EXERCISE REQUIREMENTS
Return all the data, word for word.
+---+
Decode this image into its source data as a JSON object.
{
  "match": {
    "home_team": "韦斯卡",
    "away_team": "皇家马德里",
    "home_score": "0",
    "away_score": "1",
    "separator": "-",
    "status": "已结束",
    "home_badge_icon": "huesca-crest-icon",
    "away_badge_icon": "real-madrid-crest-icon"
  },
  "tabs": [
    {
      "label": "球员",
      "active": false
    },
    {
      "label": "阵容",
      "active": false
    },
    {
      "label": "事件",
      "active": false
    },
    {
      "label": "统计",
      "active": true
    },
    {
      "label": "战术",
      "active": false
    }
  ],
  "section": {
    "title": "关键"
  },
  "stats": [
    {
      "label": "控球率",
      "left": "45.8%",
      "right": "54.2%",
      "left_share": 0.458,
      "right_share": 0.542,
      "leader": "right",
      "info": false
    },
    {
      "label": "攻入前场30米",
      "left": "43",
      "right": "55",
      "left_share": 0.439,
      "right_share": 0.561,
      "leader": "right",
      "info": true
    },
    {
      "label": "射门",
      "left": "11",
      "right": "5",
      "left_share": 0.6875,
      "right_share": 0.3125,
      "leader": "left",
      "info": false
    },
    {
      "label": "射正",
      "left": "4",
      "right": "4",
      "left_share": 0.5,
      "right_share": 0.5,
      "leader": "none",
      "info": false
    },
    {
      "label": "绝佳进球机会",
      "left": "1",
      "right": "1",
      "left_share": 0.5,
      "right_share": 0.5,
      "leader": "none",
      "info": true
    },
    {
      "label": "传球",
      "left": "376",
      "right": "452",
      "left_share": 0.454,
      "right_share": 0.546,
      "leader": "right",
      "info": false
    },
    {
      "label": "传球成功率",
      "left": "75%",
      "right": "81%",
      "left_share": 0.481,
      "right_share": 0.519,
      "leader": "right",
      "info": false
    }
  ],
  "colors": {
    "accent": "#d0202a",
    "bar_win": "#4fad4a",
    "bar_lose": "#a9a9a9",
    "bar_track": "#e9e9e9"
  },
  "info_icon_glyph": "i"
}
+---+
CORRECT RESPONSE
Decode this image into its source data as a JSON object.
{
  "match": {
    "home_team": "韦斯卡",
    "away_team": "皇家马德里",
    "home_score": "0",
    "away_score": "1",
    "separator": "-",
    "status": "已结束",
    "home_badge_icon": "huesca-crest-icon",
    "away_badge_icon": "real-madrid-crest-icon"
  },
  "tabs": [
    {
      "label": "球员",
      "active": false
    },
    {
      "label": "阵容",
      "active": false
    },
    {
      "label": "事件",
      "active": false
    },
    {
      "label": "统计",
      "active": true
    },
    {
      "label": "战术",
      "active": false
    }
  ],
  "section": {
    "title": "关键"
  },
  "stats": [
    {
      "label": "控球率",
      "left": "45.8%",
      "right": "54.2%",
      "left_share": 0.458,
      "right_share": 0.542,
      "leader": "right",
      "info": false
    },
    {
      "label": "攻入前场30米",
      "left": "43",
      "right": "55",
      "left_share": 0.439,
      "right_share": 0.561,
      "leader": "right",
      "info": true
    },
    {
      "label": "射门",
      "left": "11",
      "right": "5",
      "left_share": 0.6875,
      "right_share": 0.3125,
      "leader": "left",
      "info": false
    },
    {
      "label": "射正",
      "left": "4",
      "right": "4",
      "left_share": 0.5,
      "right_share": 0.5,
      "leader": "none",
      "info": false
    },
    {
      "label": "绝佳进球机会",
      "left": "1",
      "right": "1",
      "left_share": 0.5,
      "right_share": 0.5,
      "leader": "none",
      "info": true
    },
    {
      "label": "传球",
      "left": "376",
      "right": "452",
      "left_share": 0.454,
      "right_share": 0.546,
      "leader": "right",
      "info": false
    },
    {
      "label": "传球成功率",
      "left": "75%",
      "right": "81%",
      "left_share": 0.481,
      "right_share": 0.519,
      "leader": "right",
      "info": false
    }
  ],
  "colors": {
    "accent": "#d0202a",
    "bar_win": "#4fad4a",
    "bar_lose": "#a9a9a9",
    "bar_track": "#e9e9e9"
  },
  "info_icon_glyph": "i"
}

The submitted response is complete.